> _RECORDS SHOWN_
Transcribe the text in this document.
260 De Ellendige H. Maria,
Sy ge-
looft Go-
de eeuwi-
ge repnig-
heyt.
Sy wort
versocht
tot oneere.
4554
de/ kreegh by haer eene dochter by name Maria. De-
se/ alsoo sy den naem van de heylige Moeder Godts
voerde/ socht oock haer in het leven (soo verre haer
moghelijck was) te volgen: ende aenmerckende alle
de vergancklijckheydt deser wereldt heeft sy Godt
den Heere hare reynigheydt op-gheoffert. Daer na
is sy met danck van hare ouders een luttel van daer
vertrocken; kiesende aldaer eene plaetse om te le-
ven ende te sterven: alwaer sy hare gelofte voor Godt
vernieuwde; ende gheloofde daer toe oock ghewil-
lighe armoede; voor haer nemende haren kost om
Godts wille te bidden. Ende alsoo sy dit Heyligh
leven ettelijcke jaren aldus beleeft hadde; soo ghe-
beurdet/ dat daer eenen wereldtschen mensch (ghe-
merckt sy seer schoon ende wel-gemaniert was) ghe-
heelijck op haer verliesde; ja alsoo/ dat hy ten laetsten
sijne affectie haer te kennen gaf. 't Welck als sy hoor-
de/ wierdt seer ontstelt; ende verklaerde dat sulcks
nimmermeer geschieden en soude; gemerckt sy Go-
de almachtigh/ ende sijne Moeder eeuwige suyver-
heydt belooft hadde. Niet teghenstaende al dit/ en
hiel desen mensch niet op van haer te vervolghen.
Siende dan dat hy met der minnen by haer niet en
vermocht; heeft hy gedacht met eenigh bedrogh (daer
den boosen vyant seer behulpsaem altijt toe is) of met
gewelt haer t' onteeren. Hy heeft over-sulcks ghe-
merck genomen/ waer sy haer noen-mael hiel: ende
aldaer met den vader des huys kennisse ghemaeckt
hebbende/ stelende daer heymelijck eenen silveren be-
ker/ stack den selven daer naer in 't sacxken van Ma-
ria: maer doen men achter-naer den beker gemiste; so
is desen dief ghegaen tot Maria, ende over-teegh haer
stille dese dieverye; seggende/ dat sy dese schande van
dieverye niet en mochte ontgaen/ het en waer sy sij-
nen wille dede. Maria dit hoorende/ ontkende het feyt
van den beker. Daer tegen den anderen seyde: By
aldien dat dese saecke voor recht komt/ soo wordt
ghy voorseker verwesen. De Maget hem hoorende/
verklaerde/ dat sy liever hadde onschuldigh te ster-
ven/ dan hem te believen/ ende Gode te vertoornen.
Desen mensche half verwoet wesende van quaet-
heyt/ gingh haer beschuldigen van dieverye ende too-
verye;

> _EXERCISE PROMPT_
Copy each line above where the string "Maria" occurs.

> _THE COMPLETED TASK_
260 De Ellendige H. Maria,
de/ kreegh by haer eene dochter by name Maria. De-
is desen dief ghegaen tot Maria, ende over-teegh haer
nen wille dede. Maria dit hoorende/ ontkende het feyt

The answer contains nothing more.